• _Figure contents as structured data_
◇ ◇ ◇

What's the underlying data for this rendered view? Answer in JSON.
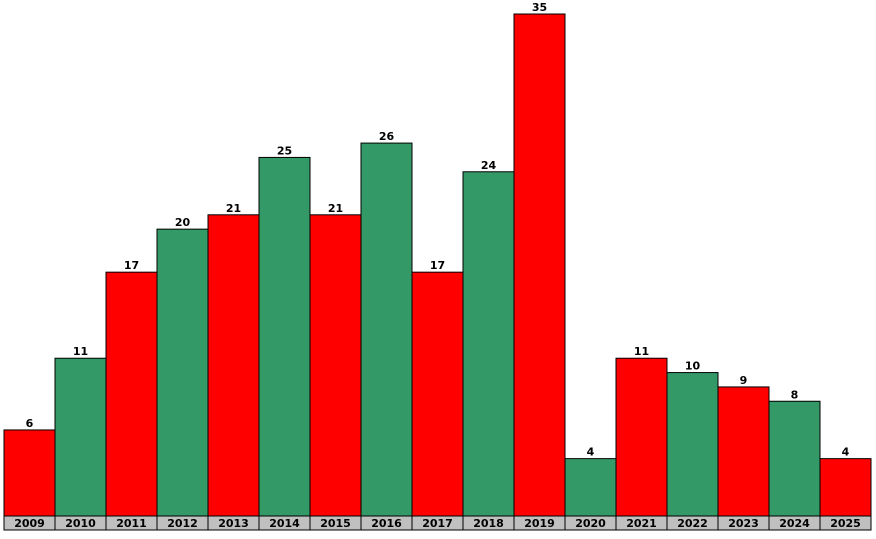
{
  "chart_data": {
    "type": "bar",
    "categories": [
      "2009",
      "2010",
      "2011",
      "2012",
      "2013",
      "2014",
      "2015",
      "2016",
      "2017",
      "2018",
      "2019",
      "2020",
      "2021",
      "2022",
      "2023",
      "2024",
      "2025"
    ],
    "values": [
      6,
      11,
      17,
      20,
      21,
      25,
      21,
      26,
      17,
      24,
      35,
      4,
      11,
      10,
      9,
      8,
      4
    ],
    "colors": [
      "#ff0000",
      "#339966",
      "#ff0000",
      "#339966",
      "#ff0000",
      "#339966",
      "#ff0000",
      "#339966",
      "#ff0000",
      "#339966",
      "#ff0000",
      "#339966",
      "#ff0000",
      "#339966",
      "#ff0000",
      "#339966",
      "#ff0000"
    ]
  }
}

◇ ◇ ◇

• _BRIEF_
Output the records above exactly; leave out the pictures.

• _CORRECT OUTPUT_
What's the underlying data for this rendered view? Answer in JSON.
{
  "chart_data": {
    "type": "bar",
    "categories": [
      "2009",
      "2010",
      "2011",
      "2012",
      "2013",
      "2014",
      "2015",
      "2016",
      "2017",
      "2018",
      "2019",
      "2020",
      "2021",
      "2022",
      "2023",
      "2024",
      "2025"
    ],
    "values": [
      6,
      11,
      17,
      20,
      21,
      25,
      21,
      26,
      17,
      24,
      35,
      4,
      11,
      10,
      9,
      8,
      4
    ],
    "colors": [
      "#ff0000",
      "#339966",
      "#ff0000",
      "#339966",
      "#ff0000",
      "#339966",
      "#ff0000",
      "#339966",
      "#ff0000",
      "#339966",
      "#ff0000",
      "#339966",
      "#ff0000",
      "#339966",
      "#ff0000",
      "#339966",
      "#ff0000"
    ]
  }
}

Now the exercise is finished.